→ Task description
Repeat the data below exactly, dropping any pictures it holds.

— Begin —

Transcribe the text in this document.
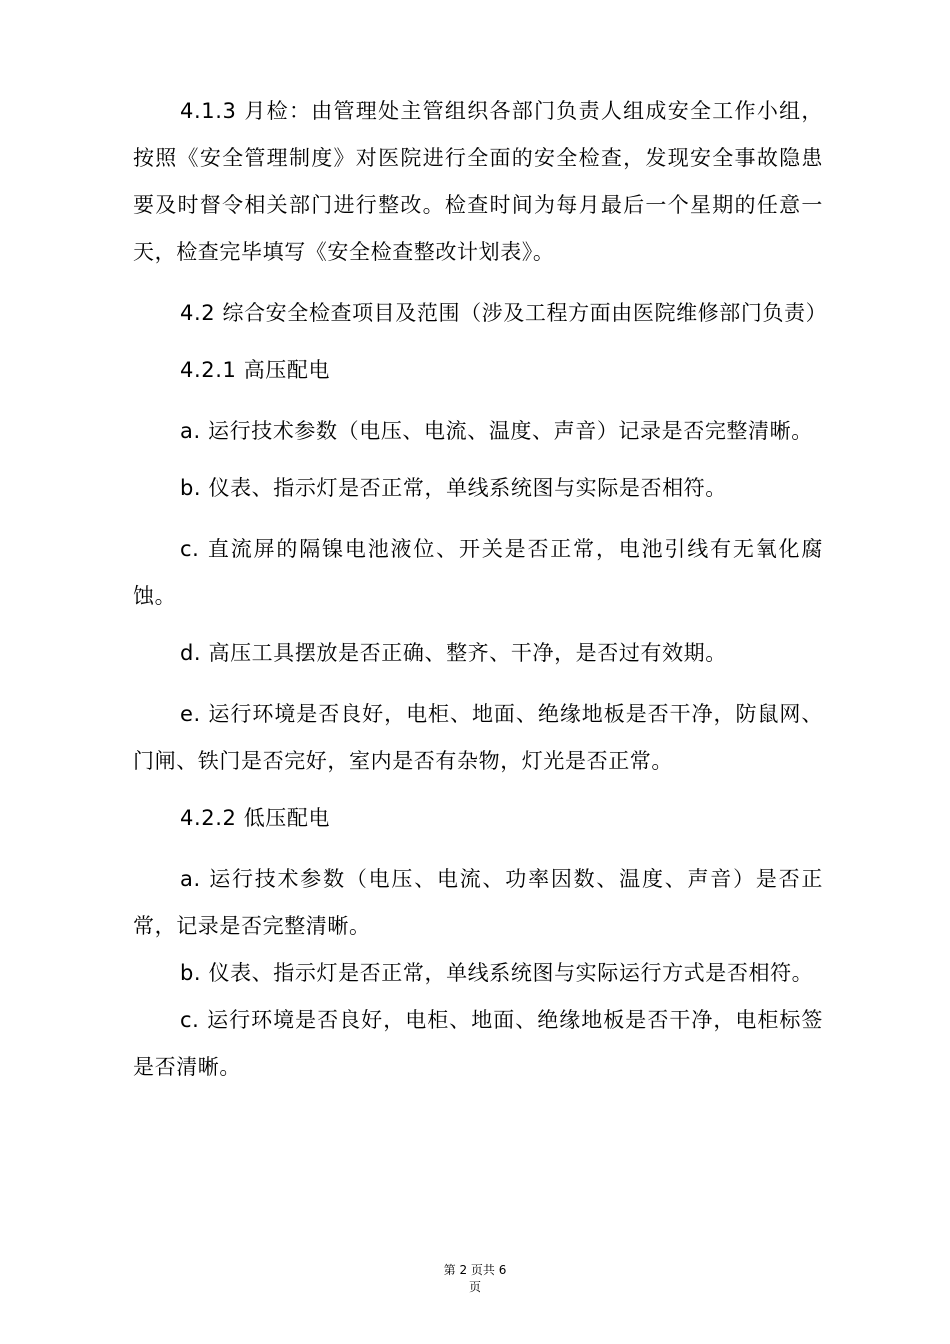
4.1.3 月检：由管理处主管组织各部门负责人组成安全工作小组，按照《安全管理制度》对医院进行全面的安全检查，发现安全事故隐患要及时督令相关部门进行整改。检查时间为每月最后一个星期的任意一天，检查完毕填写《安全检查整改计划表》。

4.2 综合安全检查项目及范围（涉及工程方面由医院维修部门负责）

4.2.1 高压配电

a. 运行技术参数（电压、电流、温度、声音）记录是否完整清晰。

b. 仪表、指示灯是否正常，单线系统图与实际是否相符。

c. 直流屏的隔镍电池液位、开关是否正常，电池引线有无氧化腐蚀。

d. 高压工具摆放是否正确、整齐、干净，是否过有效期。

e. 运行环境是否良好，电柜、地面、绝缘地板是否干净，防鼠网、门闸、铁门是否完好，室内是否有杂物，灯光是否正常。

4.2.2 低压配电

a. 运行技术参数（电压、电流、功率因数、温度、声音）是否正常，记录是否完整清晰。

b. 仪表、指示灯是否正常，单线系统图与实际运行方式是否相符。

c. 运行环境是否良好，电柜、地面、绝缘地板是否干净，电柜标签是否清晰。

第 2 页共 6
页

— End —

→ Task solution
Transcribe the text in this document.
4.1.3 月检：由管理处主管组织各部门负责人组成安全工作小组，按照《安全管理制度》对医院进行全面的安全检查，发现安全事故隐患要及时督令相关部门进行整改。检查时间为每月最后一个星期的任意一天，检查完毕填写《安全检查整改计划表》。

4.2 综合安全检查项目及范围（涉及工程方面由医院维修部门负责）

4.2.1 高压配电

a. 运行技术参数（电压、电流、温度、声音）记录是否完整清晰。

b. 仪表、指示灯是否正常，单线系统图与实际是否相符。

c. 直流屏的隔镍电池液位、开关是否正常，电池引线有无氧化腐蚀。

d. 高压工具摆放是否正确、整齐、干净，是否过有效期。

e. 运行环境是否良好，电柜、地面、绝缘地板是否干净，防鼠网、门闸、铁门是否完好，室内是否有杂物，灯光是否正常。

4.2.2 低压配电

a. 运行技术参数（电压、电流、功率因数、温度、声音）是否正常，记录是否完整清晰。

b. 仪表、指示灯是否正常，单线系统图与实际运行方式是否相符。

c. 运行环境是否良好，电柜、地面、绝缘地板是否干净，电柜标签是否清晰。

第 2 页共 6
页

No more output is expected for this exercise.